[Your instructions] Give the listing again in full, exactly as written.

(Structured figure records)
— START —

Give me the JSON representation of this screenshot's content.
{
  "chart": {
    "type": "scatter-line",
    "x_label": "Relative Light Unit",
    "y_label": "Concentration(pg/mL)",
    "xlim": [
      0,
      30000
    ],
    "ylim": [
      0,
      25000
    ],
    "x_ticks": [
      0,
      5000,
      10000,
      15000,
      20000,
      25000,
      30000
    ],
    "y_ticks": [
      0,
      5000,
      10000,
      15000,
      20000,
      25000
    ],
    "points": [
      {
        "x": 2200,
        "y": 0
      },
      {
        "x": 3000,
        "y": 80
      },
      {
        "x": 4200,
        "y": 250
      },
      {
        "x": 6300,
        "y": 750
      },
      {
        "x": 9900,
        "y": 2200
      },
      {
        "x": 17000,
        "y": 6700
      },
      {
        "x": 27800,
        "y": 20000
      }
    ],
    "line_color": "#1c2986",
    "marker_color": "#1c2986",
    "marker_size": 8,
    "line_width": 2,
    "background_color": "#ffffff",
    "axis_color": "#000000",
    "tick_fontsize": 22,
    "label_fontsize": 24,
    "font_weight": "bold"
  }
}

— END —

[The answer]
Give me the JSON representation of this screenshot's content.
{
  "chart": {
    "type": "scatter-line",
    "x_label": "Relative Light Unit",
    "y_label": "Concentration(pg/mL)",
    "xlim": [
      0,
      30000
    ],
    "ylim": [
      0,
      25000
    ],
    "x_ticks": [
      0,
      5000,
      10000,
      15000,
      20000,
      25000,
      30000
    ],
    "y_ticks": [
      0,
      5000,
      10000,
      15000,
      20000,
      25000
    ],
    "points": [
      {
        "x": 2200,
        "y": 0
      },
      {
        "x": 3000,
        "y": 80
      },
      {
        "x": 4200,
        "y": 250
      },
      {
        "x": 6300,
        "y": 750
      },
      {
        "x": 9900,
        "y": 2200
      },
      {
        "x": 17000,
        "y": 6700
      },
      {
        "x": 27800,
        "y": 20000
      }
    ],
    "line_color": "#1c2986",
    "marker_color": "#1c2986",
    "marker_size": 8,
    "line_width": 2,
    "background_color": "#ffffff",
    "axis_color": "#000000",
    "tick_fontsize": 22,
    "label_fontsize": 24,
    "font_weight": "bold"
  }
}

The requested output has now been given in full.